Description of the task: Could you return every line of the items below word for word, in the same order?

─── Record list

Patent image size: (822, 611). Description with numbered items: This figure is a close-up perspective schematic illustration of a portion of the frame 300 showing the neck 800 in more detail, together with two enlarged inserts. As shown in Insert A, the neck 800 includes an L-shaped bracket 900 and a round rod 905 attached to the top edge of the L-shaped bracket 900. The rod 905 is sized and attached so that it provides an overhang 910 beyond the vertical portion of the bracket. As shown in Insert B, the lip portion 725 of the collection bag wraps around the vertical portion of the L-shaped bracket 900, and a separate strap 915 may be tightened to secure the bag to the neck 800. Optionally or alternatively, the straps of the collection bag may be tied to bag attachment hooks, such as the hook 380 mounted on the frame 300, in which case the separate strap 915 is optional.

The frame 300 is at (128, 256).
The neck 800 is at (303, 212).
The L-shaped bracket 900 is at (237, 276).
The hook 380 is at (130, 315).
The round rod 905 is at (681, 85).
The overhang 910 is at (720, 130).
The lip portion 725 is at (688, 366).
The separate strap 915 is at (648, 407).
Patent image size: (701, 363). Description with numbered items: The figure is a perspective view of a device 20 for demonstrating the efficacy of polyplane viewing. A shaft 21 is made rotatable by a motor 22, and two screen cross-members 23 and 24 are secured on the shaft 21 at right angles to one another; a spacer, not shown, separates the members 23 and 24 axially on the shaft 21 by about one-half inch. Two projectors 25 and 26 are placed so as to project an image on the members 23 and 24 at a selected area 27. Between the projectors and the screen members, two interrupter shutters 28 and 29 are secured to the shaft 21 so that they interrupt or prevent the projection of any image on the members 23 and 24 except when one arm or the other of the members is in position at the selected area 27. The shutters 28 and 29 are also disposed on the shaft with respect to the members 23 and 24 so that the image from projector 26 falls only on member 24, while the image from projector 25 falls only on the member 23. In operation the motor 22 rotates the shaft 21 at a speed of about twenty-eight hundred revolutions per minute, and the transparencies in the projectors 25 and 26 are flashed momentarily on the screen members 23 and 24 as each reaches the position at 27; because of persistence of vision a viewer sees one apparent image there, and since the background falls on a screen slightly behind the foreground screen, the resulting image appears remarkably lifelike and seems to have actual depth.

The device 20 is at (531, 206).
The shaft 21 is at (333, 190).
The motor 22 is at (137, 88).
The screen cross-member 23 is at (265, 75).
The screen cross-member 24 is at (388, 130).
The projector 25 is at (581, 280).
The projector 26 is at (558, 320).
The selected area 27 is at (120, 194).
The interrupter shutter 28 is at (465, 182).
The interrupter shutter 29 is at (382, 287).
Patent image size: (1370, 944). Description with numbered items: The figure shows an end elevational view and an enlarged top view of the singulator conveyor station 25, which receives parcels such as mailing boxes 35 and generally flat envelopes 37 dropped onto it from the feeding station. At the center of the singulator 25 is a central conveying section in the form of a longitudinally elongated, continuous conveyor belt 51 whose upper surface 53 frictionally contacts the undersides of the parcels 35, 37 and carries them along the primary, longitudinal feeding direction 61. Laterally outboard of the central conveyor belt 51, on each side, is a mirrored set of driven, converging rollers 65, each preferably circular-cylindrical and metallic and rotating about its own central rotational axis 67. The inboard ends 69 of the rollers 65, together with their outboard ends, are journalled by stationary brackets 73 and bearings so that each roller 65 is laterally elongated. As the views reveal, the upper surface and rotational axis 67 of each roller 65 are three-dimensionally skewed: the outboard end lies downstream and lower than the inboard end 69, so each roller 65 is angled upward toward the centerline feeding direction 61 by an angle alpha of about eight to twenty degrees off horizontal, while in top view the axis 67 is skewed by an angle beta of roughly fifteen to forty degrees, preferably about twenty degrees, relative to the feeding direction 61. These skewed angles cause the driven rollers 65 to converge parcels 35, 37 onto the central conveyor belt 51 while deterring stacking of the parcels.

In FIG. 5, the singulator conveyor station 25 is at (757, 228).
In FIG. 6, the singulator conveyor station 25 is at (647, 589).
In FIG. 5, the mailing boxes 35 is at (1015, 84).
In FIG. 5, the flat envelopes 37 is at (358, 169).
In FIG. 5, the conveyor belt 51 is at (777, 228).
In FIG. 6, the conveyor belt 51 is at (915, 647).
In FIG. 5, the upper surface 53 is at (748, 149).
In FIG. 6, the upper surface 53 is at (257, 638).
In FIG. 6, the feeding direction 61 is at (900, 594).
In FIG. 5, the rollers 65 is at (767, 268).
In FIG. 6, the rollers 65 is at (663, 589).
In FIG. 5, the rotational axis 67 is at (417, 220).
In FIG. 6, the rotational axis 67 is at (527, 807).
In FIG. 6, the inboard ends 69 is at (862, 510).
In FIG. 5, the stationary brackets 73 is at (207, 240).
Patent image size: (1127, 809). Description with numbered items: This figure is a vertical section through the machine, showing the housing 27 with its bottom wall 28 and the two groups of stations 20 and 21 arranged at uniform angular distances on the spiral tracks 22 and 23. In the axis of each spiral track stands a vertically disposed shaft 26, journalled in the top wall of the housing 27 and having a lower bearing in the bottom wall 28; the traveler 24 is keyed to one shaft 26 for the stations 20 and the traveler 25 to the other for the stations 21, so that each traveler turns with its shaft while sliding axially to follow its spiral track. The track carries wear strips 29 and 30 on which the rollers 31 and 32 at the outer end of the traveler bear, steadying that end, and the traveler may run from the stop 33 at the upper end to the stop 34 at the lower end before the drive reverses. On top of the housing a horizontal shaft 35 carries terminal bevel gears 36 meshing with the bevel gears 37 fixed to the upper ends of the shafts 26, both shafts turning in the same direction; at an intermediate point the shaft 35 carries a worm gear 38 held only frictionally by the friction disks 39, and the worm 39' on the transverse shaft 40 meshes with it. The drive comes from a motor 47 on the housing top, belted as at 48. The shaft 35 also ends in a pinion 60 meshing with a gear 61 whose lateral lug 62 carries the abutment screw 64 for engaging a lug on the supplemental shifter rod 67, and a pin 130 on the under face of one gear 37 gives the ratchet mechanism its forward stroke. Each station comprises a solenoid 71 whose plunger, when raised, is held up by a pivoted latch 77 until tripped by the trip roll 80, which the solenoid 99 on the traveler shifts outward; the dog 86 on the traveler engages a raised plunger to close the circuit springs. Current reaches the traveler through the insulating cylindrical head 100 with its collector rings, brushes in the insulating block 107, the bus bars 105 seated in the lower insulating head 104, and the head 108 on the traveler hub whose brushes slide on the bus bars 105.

──────

The response:
Patent image size: (822, 611). Description with numbered items: This figure is a close-up perspective schematic illustration of a portion of the frame 300 showing the neck 800 in more detail, together with two enlarged inserts. As shown in Insert A, the neck 800 includes an L-shaped bracket 900 and a round rod 905 attached to the top edge of the L-shaped bracket 900. The rod 905 is sized and attached so that it provides an overhang 910 beyond the vertical portion of the bracket. As shown in Insert B, the lip portion 725 of the collection bag wraps around the vertical portion of the L-shaped bracket 900, and a separate strap 915 may be tightened to secure the bag to the neck 800. Optionally or alternatively, the straps of the collection bag may be tied to bag attachment hooks, such as the hook 380 mounted on the frame 300, in which case the separate strap 915 is optional.

The frame 300 is at (128, 256).
The neck 800 is at (303, 212).
The L-shaped bracket 900 is at (237, 276).
The hook 380 is at (130, 315).
The round rod 905 is at (681, 85).
The overhang 910 is at (720, 130).
The lip portion 725 is at (688, 366).
The separate strap 915 is at (648, 407).
Patent image size: (701, 363). Description with numbered items: The figure is a perspective view of a device 20 for demonstrating the efficacy of polyplane viewing. A shaft 21 is made rotatable by a motor 22, and two screen cross-members 23 and 24 are secured on the shaft 21 at right angles to one another; a spacer, not shown, separates the members 23 and 24 axially on the shaft 21 by about one-half inch. Two projectors 25 and 26 are placed so as to project an image on the members 23 and 24 at a selected area 27. Between the projectors and the screen members, two interrupter shutters 28 and 29 are secured to the shaft 21 so that they interrupt or prevent the projection of any image on the members 23 and 24 except when one arm or the other of the members is in position at the selected area 27. The shutters 28 and 29 are also disposed on the shaft with respect to the members 23 and 24 so that the image from projector 26 falls only on member 24, while the image from projector 25 falls only on the member 23. In operation the motor 22 rotates the shaft 21 at a speed of about twenty-eight hundred revolutions per minute, and the transparencies in the projectors 25 and 26 are flashed momentarily on the screen members 23 and 24 as each reaches the position at 27; because of persistence of vision a viewer sees one apparent image there, and since the background falls on a screen slightly behind the foreground screen, the resulting image appears remarkably lifelike and seems to have actual depth.

The device 20 is at (531, 206).
The shaft 21 is at (333, 190).
The motor 22 is at (137, 88).
The screen cross-member 23 is at (265, 75).
The screen cross-member 24 is at (388, 130).
The projector 25 is at (581, 280).
The projector 26 is at (558, 320).
The selected area 27 is at (120, 194).
The interrupter shutter 28 is at (465, 182).
The interrupter shutter 29 is at (382, 287).
Patent image size: (1370, 944). Description with numbered items: The figure shows an end elevational view and an enlarged top view of the singulator conveyor station 25, which receives parcels such as mailing boxes 35 and generally flat envelopes 37 dropped onto it from the feeding station. At the center of the singulator 25 is a central conveying section in the form of a longitudinally elongated, continuous conveyor belt 51 whose upper surface 53 frictionally contacts the undersides of the parcels 35, 37 and carries them along the primary, longitudinal feeding direction 61. Laterally outboard of the central conveyor belt 51, on each side, is a mirrored set of driven, converging rollers 65, each preferably circular-cylindrical and metallic and rotating about its own central rotational axis 67. The inboard ends 69 of the rollers 65, together with their outboard ends, are journalled by stationary brackets 73 and bearings so that each roller 65 is laterally elongated. As the views reveal, the upper surface and rotational axis 67 of each roller 65 are three-dimensionally skewed: the outboard end lies downstream and lower than the inboard end 69, so each roller 65 is angled upward toward the centerline feeding direction 61 by an angle alpha of about eight to twenty degrees off horizontal, while in top view the axis 67 is skewed by an angle beta of roughly fifteen to forty degrees, preferably about twenty degrees, relative to the feeding direction 61. These skewed angles cause the driven rollers 65 to converge parcels 35, 37 onto the central conveyor belt 51 while deterring stacking of the parcels.

In FIG. 5, the singulator conveyor station 25 is at (757, 228).
In FIG. 6, the singulator conveyor station 25 is at (647, 589).
In FIG. 5, the mailing boxes 35 is at (1015, 84).
In FIG. 5, the flat envelopes 37 is at (358, 169).
In FIG. 5, the conveyor belt 51 is at (777, 228).
In FIG. 6, the conveyor belt 51 is at (915, 647).
In FIG. 5, the upper surface 53 is at (748, 149).
In FIG. 6, the upper surface 53 is at (257, 638).
In FIG. 6, the feeding direction 61 is at (900, 594).
In FIG. 5, the rollers 65 is at (767, 268).
In FIG. 6, the rollers 65 is at (663, 589).
In FIG. 5, the rotational axis 67 is at (417, 220).
In FIG. 6, the rotational axis 67 is at (527, 807).
In FIG. 6, the inboard ends 69 is at (862, 510).
In FIG. 5, the stationary brackets 73 is at (207, 240).
Patent image size: (1127, 809). Description with numbered items: This figure is a vertical section through the machine, showing the housing 27 with its bottom wall 28 and the two groups of stations 20 and 21 arranged at uniform angular distances on the spiral tracks 22 and 23. In the axis of each spiral track stands a vertically disposed shaft 26, journalled in the top wall of the housing 27 and having a lower bearing in the bottom wall 28; the traveler 24 is keyed to one shaft 26 for the stations 20 and the traveler 25 to the other for the stations 21, so that each traveler turns with its shaft while sliding axially to follow its spiral track. The track carries wear strips 29 and 30 on which the rollers 31 and 32 at the outer end of the traveler bear, steadying that end, and the traveler may run from the stop 33 at the upper end to the stop 34 at the lower end before the drive reverses. On top of the housing a horizontal shaft 35 carries terminal bevel gears 36 meshing with the bevel gears 37 fixed to the upper ends of the shafts 26, both shafts turning in the same direction; at an intermediate point the shaft 35 carries a worm gear 38 held only frictionally by the friction disks 39, and the worm 39' on the transverse shaft 40 meshes with it. The drive comes from a motor 47 on the housing top, belted as at 48. The shaft 35 also ends in a pinion 60 meshing with a gear 61 whose lateral lug 62 carries the abutment screw 64 for engaging a lug on the supplemental shifter rod 67, and a pin 130 on the under face of one gear 37 gives the ratchet mechanism its forward stroke. Each station comprises a solenoid 71 whose plunger, when raised, is held up by a pivoted latch 77 until tripped by the trip roll 80, which the solenoid 99 on the traveler shifts outward; the dog 86 on the traveler engages a raised plunger to close the circuit springs. Current reaches the traveler through the insulating cylindrical head 100 with its collector rings, brushes in the insulating block 107, the bus bars 105 seated in the lower insulating head 104, and the head 108 on the traveler hub whose brushes slide on the bus bars 105.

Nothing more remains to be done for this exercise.